> _INFORMATION PROVIDED_:
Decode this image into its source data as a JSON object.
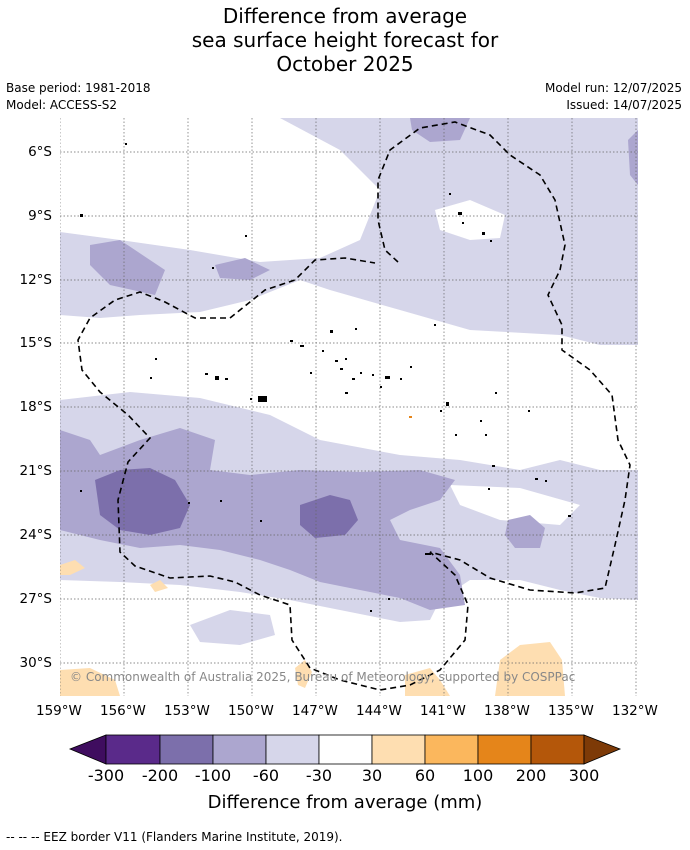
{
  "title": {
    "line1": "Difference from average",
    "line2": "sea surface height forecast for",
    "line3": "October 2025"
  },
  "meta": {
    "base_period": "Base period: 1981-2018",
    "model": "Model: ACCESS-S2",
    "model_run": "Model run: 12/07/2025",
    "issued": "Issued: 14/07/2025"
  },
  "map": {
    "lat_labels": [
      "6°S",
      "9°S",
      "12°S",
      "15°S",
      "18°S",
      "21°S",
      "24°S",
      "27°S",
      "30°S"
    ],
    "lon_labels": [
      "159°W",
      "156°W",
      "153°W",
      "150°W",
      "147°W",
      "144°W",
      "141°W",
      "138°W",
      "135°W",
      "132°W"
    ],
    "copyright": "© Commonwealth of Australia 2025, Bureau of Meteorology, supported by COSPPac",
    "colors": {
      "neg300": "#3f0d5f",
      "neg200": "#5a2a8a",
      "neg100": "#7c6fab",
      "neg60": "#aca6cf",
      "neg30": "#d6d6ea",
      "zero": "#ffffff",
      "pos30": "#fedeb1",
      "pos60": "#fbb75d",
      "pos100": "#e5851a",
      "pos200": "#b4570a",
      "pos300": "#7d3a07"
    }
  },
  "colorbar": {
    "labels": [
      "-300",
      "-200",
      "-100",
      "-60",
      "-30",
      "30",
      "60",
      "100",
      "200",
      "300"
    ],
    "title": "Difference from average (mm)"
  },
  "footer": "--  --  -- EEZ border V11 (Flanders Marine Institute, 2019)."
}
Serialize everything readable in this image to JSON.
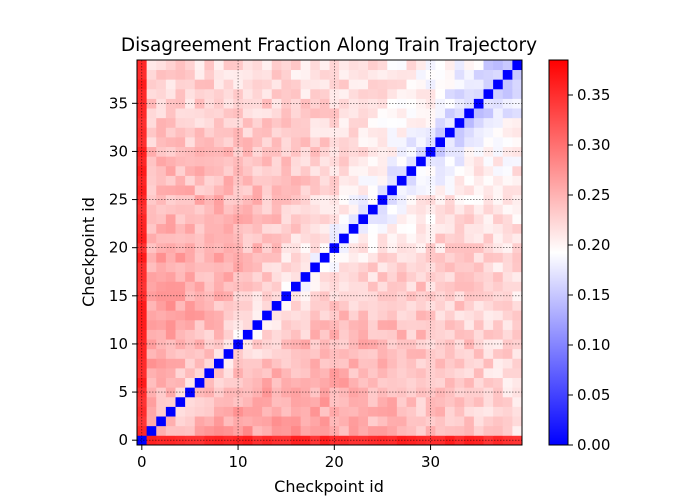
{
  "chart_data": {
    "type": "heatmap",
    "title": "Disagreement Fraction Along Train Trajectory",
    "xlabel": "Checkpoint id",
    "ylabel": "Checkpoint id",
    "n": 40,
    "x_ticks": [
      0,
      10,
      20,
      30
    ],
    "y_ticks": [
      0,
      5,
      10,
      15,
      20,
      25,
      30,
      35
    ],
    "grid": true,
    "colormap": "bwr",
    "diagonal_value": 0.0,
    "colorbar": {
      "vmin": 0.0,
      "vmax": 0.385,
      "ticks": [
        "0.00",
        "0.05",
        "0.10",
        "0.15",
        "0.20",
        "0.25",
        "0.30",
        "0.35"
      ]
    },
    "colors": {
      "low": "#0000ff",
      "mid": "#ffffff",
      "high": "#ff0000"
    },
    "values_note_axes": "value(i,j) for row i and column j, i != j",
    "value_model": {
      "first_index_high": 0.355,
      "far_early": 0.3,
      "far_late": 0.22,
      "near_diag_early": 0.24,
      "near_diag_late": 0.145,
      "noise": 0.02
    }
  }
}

> _TO DO_:
Find all lines with "average" in them and copy each one.

> _EXPECTED ANSWER_:
    "line1": "Difference from average",
    "title": "Difference from average (mm)"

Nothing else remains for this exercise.